▶ Given data
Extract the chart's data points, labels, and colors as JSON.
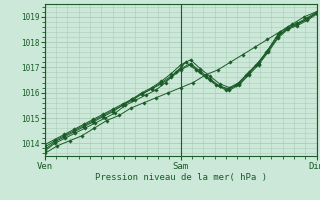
{
  "title": "Pression niveau de la mer( hPa )",
  "bg_color": "#cce8d8",
  "grid_color": "#aaccb8",
  "line_color": "#1a5c28",
  "marker_color": "#1a5c28",
  "ylim": [
    1013.5,
    1019.5
  ],
  "yticks": [
    1014,
    1015,
    1016,
    1017,
    1018,
    1019
  ],
  "x_labels": [
    "Ven",
    "Sam",
    "Dim"
  ],
  "x_ticks": [
    0,
    24,
    48
  ],
  "total_hours": 48,
  "series": [
    [
      1013.6,
      1013.9,
      1014.1,
      1014.3,
      1014.6,
      1014.9,
      1015.1,
      1015.4,
      1015.6,
      1015.8,
      1016.0,
      1016.2,
      1016.4,
      1016.7,
      1016.9,
      1017.2,
      1017.5,
      1017.8,
      1018.1,
      1018.4,
      1018.7,
      1019.0,
      1019.2
    ],
    [
      1013.7,
      1014.0,
      1014.2,
      1014.4,
      1014.6,
      1014.8,
      1015.0,
      1015.2,
      1015.5,
      1015.7,
      1015.9,
      1016.1,
      1016.4,
      1016.8,
      1017.2,
      1016.9,
      1016.6,
      1016.3,
      1016.1,
      1016.3,
      1016.7,
      1017.1,
      1017.6,
      1018.2,
      1018.5,
      1018.7,
      1018.9,
      1019.15
    ],
    [
      1013.75,
      1014.05,
      1014.25,
      1014.45,
      1014.65,
      1014.85,
      1015.05,
      1015.25,
      1015.5,
      1015.75,
      1016.0,
      1016.2,
      1016.45,
      1016.75,
      1017.1,
      1017.3,
      1016.95,
      1016.65,
      1016.35,
      1016.2,
      1016.4,
      1016.8,
      1017.2,
      1017.7,
      1018.3,
      1018.6,
      1018.75,
      1018.95,
      1019.2
    ],
    [
      1013.85,
      1014.1,
      1014.3,
      1014.5,
      1014.7,
      1014.9,
      1015.1,
      1015.3,
      1015.5,
      1015.7,
      1015.95,
      1016.15,
      1016.4,
      1016.65,
      1016.95,
      1017.15,
      1016.85,
      1016.55,
      1016.25,
      1016.15,
      1016.35,
      1016.75,
      1017.15,
      1017.65,
      1018.2,
      1018.55,
      1018.7,
      1018.9,
      1019.15
    ],
    [
      1013.95,
      1014.15,
      1014.35,
      1014.55,
      1014.75,
      1014.95,
      1015.15,
      1015.35,
      1015.55,
      1015.75,
      1015.95,
      1016.15,
      1016.35,
      1016.6,
      1016.9,
      1017.1,
      1016.8,
      1016.5,
      1016.25,
      1016.1,
      1016.3,
      1016.7,
      1017.1,
      1017.6,
      1018.15,
      1018.5,
      1018.65,
      1018.85,
      1019.1
    ]
  ]
}
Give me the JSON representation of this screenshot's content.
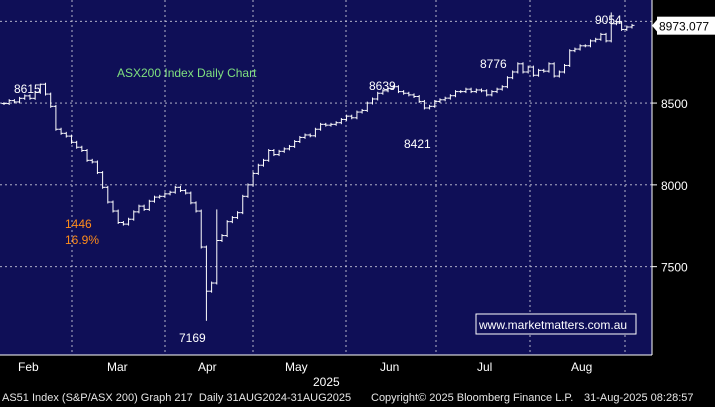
{
  "chart_data": {
    "type": "ohlc",
    "title": "ASX200 Index Daily Chart",
    "website": "www.marketmatters.com.au",
    "year_label": "2025",
    "xlabels": [
      "Feb",
      "Mar",
      "Apr",
      "May",
      "Jun",
      "Jul",
      "Aug"
    ],
    "yticks": [
      7500,
      8000,
      8500
    ],
    "ylim": [
      6960,
      9130
    ],
    "grid": true,
    "colors": {
      "background": "#0f0f57",
      "grid": "#c8c8d8",
      "price": "#ffffff",
      "title": "#7fe07f",
      "drawdown": "#ff8c1a",
      "current_value_box": "#ffffff"
    },
    "current_value_label": "8973.077",
    "current_value": 8973.077,
    "annotations": [
      {
        "text": "8615",
        "value": 8615
      },
      {
        "text": "1446",
        "value": 1446
      },
      {
        "text": "16.9%",
        "value": 16.9
      },
      {
        "text": "7169",
        "value": 7169
      },
      {
        "text": "8639",
        "value": 8639
      },
      {
        "text": "8421",
        "value": 8421
      },
      {
        "text": "8776",
        "value": 8776
      },
      {
        "text": "9054",
        "value": 9054
      }
    ],
    "closes": [
      8497,
      8515,
      8507,
      8529,
      8544,
      8529,
      8566,
      8615,
      8555,
      8480,
      8340,
      8315,
      8298,
      8260,
      8230,
      8210,
      8150,
      8140,
      8075,
      7985,
      7895,
      7840,
      7770,
      7760,
      7790,
      7835,
      7870,
      7850,
      7900,
      7925,
      7930,
      7945,
      7955,
      7985,
      7965,
      7950,
      7890,
      7840,
      7620,
      7350,
      7400,
      7660,
      7690,
      7775,
      7800,
      7830,
      7930,
      8000,
      8070,
      8120,
      8150,
      8210,
      8185,
      8205,
      8220,
      8235,
      8265,
      8290,
      8305,
      8300,
      8340,
      8370,
      8365,
      8370,
      8380,
      8400,
      8420,
      8410,
      8445,
      8455,
      8500,
      8525,
      8560,
      8575,
      8590,
      8600,
      8570,
      8560,
      8550,
      8540,
      8510,
      8470,
      8480,
      8510,
      8520,
      8530,
      8545,
      8570,
      8570,
      8585,
      8570,
      8580,
      8575,
      8550,
      8570,
      8585,
      8600,
      8655,
      8690,
      8740,
      8690,
      8720,
      8670,
      8700,
      8695,
      8740,
      8665,
      8690,
      8730,
      8820,
      8830,
      8850,
      8850,
      8880,
      8890,
      8920,
      8880,
      8985,
      8990,
      8950,
      8965,
      8975
    ]
  }
}
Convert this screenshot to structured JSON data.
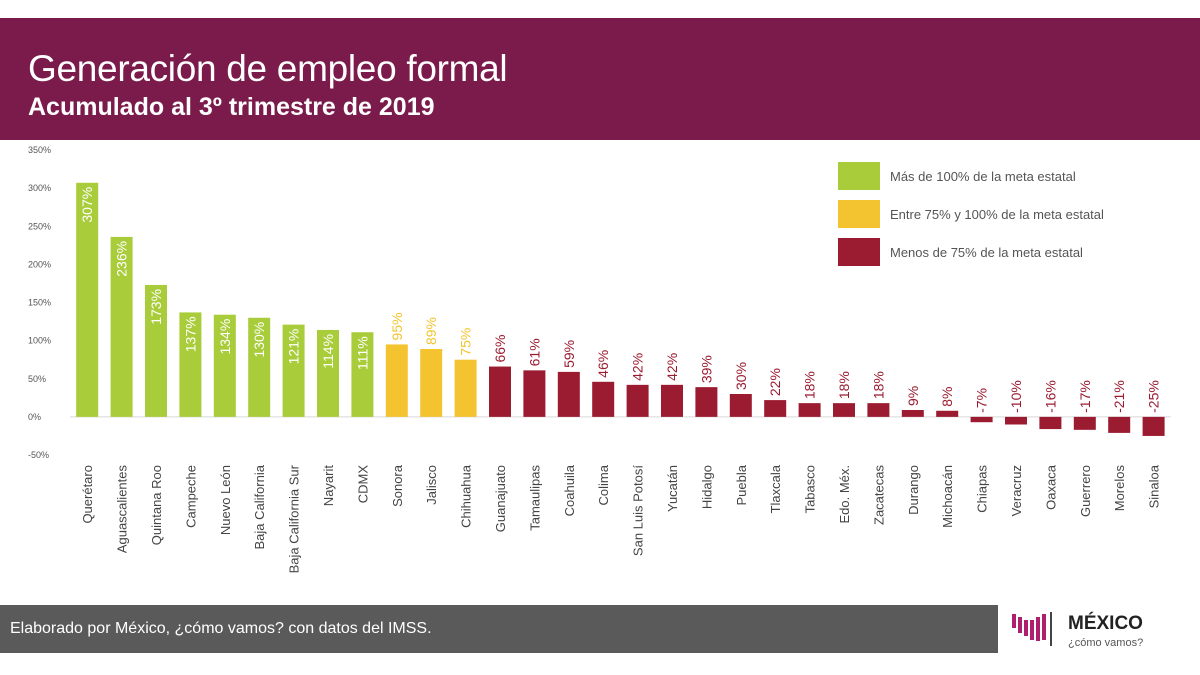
{
  "header": {
    "title": "Generación de empleo formal",
    "subtitle": "Acumulado al 3º trimestre de 2019"
  },
  "footer": {
    "source": "Elaborado por México, ¿cómo vamos? con datos del IMSS."
  },
  "logo": {
    "title": "MÉXICO",
    "subtitle": "¿cómo vamos?"
  },
  "colors": {
    "header": "#7a1b4b",
    "green": "#a9cc3a",
    "yellow": "#f4c430",
    "red": "#9b1b30",
    "footer": "#5a5a5a"
  },
  "chart_data": {
    "type": "bar",
    "ylim": [
      -50,
      350
    ],
    "yticks": [
      -50,
      0,
      50,
      100,
      150,
      200,
      250,
      300,
      350
    ],
    "ytick_labels": [
      "-50%",
      "0%",
      "50%",
      "100%",
      "150%",
      "200%",
      "250%",
      "300%",
      "350%"
    ],
    "categories": [
      "Querétaro",
      "Aguascalientes",
      "Quintana Roo",
      "Campeche",
      "Nuevo León",
      "Baja California",
      "Baja California Sur",
      "Nayarit",
      "CDMX",
      "Sonora",
      "Jalisco",
      "Chihuahua",
      "Guanajuato",
      "Tamaulipas",
      "Coahuila",
      "Colima",
      "San Luis Potosí",
      "Yucatán",
      "Hidalgo",
      "Puebla",
      "Tlaxcala",
      "Tabasco",
      "Edo. Méx.",
      "Zacatecas",
      "Durango",
      "Michoacán",
      "Chiapas",
      "Veracruz",
      "Oaxaca",
      "Guerrero",
      "Morelos",
      "Sinaloa"
    ],
    "values": [
      307,
      236,
      173,
      137,
      134,
      130,
      121,
      114,
      111,
      95,
      89,
      75,
      66,
      61,
      59,
      46,
      42,
      42,
      39,
      30,
      22,
      18,
      18,
      18,
      9,
      8,
      -7,
      -10,
      -16,
      -17,
      -21,
      -25
    ],
    "value_labels": [
      "307%",
      "236%",
      "173%",
      "137%",
      "134%",
      "130%",
      "121%",
      "114%",
      "111%",
      "95%",
      "89%",
      "75%",
      "66%",
      "61%",
      "59%",
      "46%",
      "42%",
      "42%",
      "39%",
      "30%",
      "22%",
      "18%",
      "18%",
      "18%",
      "9%",
      "8%",
      "-7%",
      "-10%",
      "-16%",
      "-17%",
      "-21%",
      "-25%"
    ],
    "groups": [
      "green",
      "green",
      "green",
      "green",
      "green",
      "green",
      "green",
      "green",
      "green",
      "yellow",
      "yellow",
      "yellow",
      "red",
      "red",
      "red",
      "red",
      "red",
      "red",
      "red",
      "red",
      "red",
      "red",
      "red",
      "red",
      "red",
      "red",
      "red",
      "red",
      "red",
      "red",
      "red",
      "red"
    ],
    "legend": [
      {
        "group": "green",
        "label": "Más de 100% de la meta estatal"
      },
      {
        "group": "yellow",
        "label": "Entre 75% y 100% de la meta estatal"
      },
      {
        "group": "red",
        "label": "Menos de 75% de la meta estatal"
      }
    ],
    "legend_position": "top-right"
  }
}
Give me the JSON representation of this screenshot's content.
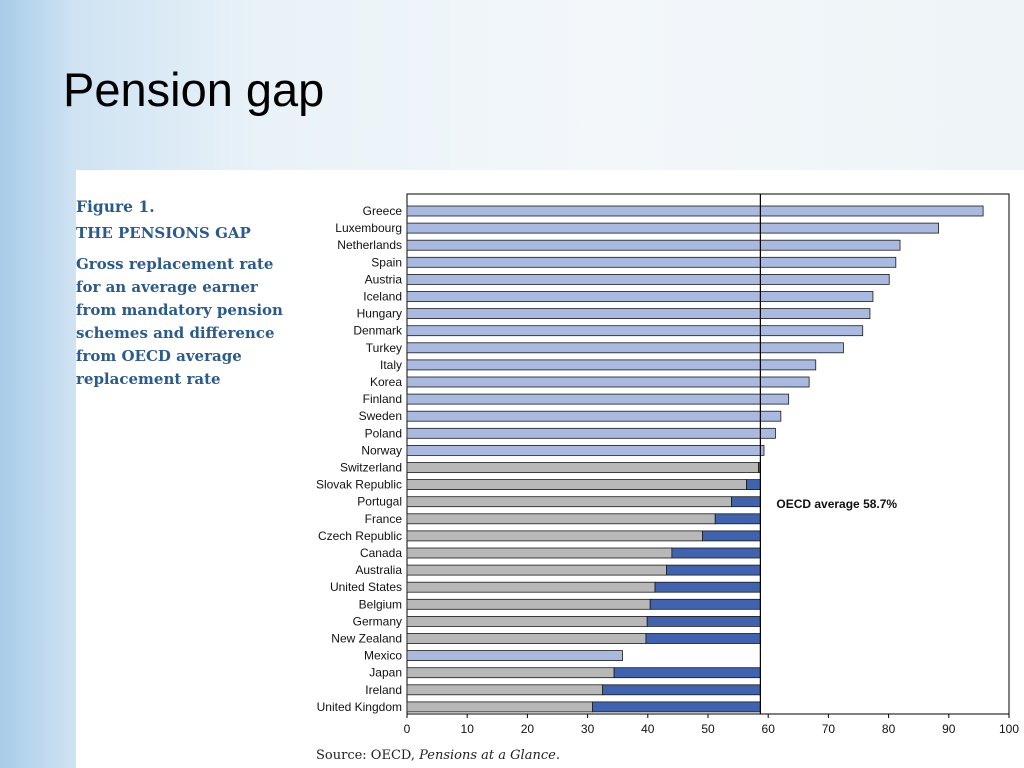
{
  "slide": {
    "title": "Pension gap"
  },
  "figure": {
    "number": "Figure 1.",
    "title": "THE PENSIONS GAP",
    "subtitle": "Gross replacement rate for an average earner from mandatory pension schemes and difference from OECD average replacement rate",
    "source_prefix": "Source: OECD, ",
    "source_title": "Pensions at a Glance",
    "source_suffix": "."
  },
  "colors": {
    "above_bar": "#a9b9e0",
    "gray_bar": "#b8b8b8",
    "gap_bar": "#4063b0",
    "bar_outline": "#1a1a1a",
    "average_line": "#000000"
  },
  "chart_data": {
    "type": "bar",
    "orientation": "horizontal",
    "stacked_gap_to_average": true,
    "average": 58.7,
    "average_label": "OECD average 58.7%",
    "xlim": [
      0,
      100
    ],
    "xticks": [
      0,
      10,
      20,
      30,
      40,
      50,
      60,
      70,
      80,
      90,
      100
    ],
    "grid": false,
    "categories": [
      "Greece",
      "Luxembourg",
      "Netherlands",
      "Spain",
      "Austria",
      "Iceland",
      "Hungary",
      "Denmark",
      "Turkey",
      "Italy",
      "Korea",
      "Finland",
      "Sweden",
      "Poland",
      "Norway",
      "Switzerland",
      "Slovak Republic",
      "Portugal",
      "France",
      "Czech Republic",
      "Canada",
      "Australia",
      "United States",
      "Belgium",
      "Germany",
      "New Zealand",
      "Mexico",
      "Japan",
      "Ireland",
      "United Kingdom"
    ],
    "values": [
      95.7,
      88.3,
      81.9,
      81.2,
      80.1,
      77.4,
      76.9,
      75.7,
      72.5,
      67.9,
      66.8,
      63.4,
      62.1,
      61.2,
      59.3,
      58.4,
      56.4,
      53.9,
      51.2,
      49.1,
      44.0,
      43.1,
      41.2,
      40.4,
      39.9,
      39.7,
      35.8,
      34.4,
      32.5,
      30.8
    ],
    "highlighted": [
      "Norway",
      "Mexico"
    ]
  }
}
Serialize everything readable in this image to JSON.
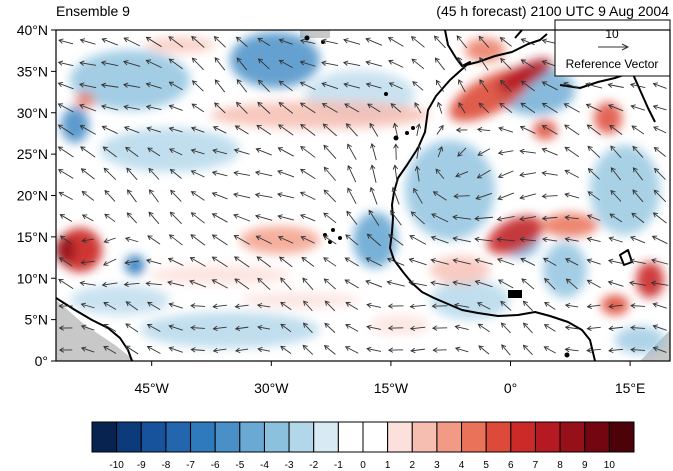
{
  "title_left": "Ensemble 9",
  "title_right": "(45 h forecast) 2100 UTC 9 Aug 2004",
  "map": {
    "lon_range": [
      -57,
      20
    ],
    "lat_range": [
      0,
      40
    ],
    "lat_ticks": [
      {
        "value": 40,
        "label": "40°N"
      },
      {
        "value": 35,
        "label": "35°N"
      },
      {
        "value": 30,
        "label": "30°N"
      },
      {
        "value": 25,
        "label": "25°N"
      },
      {
        "value": 20,
        "label": "20°N"
      },
      {
        "value": 15,
        "label": "15°N"
      },
      {
        "value": 10,
        "label": "10°N"
      },
      {
        "value": 5,
        "label": "5°N"
      },
      {
        "value": 0,
        "label": "0°"
      }
    ],
    "lon_ticks": [
      {
        "value": -45,
        "label": "45°W"
      },
      {
        "value": -30,
        "label": "30°W"
      },
      {
        "value": -15,
        "label": "15°W"
      },
      {
        "value": 0,
        "label": "0°"
      },
      {
        "value": 15,
        "label": "15°E"
      }
    ]
  },
  "reference_vector": {
    "value": "10",
    "label": "Reference Vector"
  },
  "colorbar": {
    "labels": [
      "-10",
      "-9",
      "-8",
      "-7",
      "-6",
      "-5",
      "-4",
      "-3",
      "-2",
      "-1",
      "0",
      "1",
      "2",
      "3",
      "4",
      "5",
      "6",
      "7",
      "8",
      "9",
      "10"
    ],
    "colors": [
      "#08234f",
      "#0b3b7a",
      "#16539c",
      "#2466ae",
      "#2f79bd",
      "#4a90c8",
      "#69a9d3",
      "#8cc1de",
      "#b2d6ea",
      "#d8ebf5",
      "#ffffff",
      "#ffffff",
      "#fbe0dc",
      "#f6bdb1",
      "#f29a85",
      "#ea7258",
      "#dd4a39",
      "#cb2a29",
      "#b51a22",
      "#951019",
      "#730611",
      "#4d020a"
    ]
  },
  "colors": {
    "land_gray": "#c8c8c8",
    "coast": "#000000",
    "arrow": "#333333"
  }
}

▶ Your task
Look over the listing above. Pick out and copy every line that includes "Baja".

▶ The completed task
      "Baja California",
      "Baja California Sur",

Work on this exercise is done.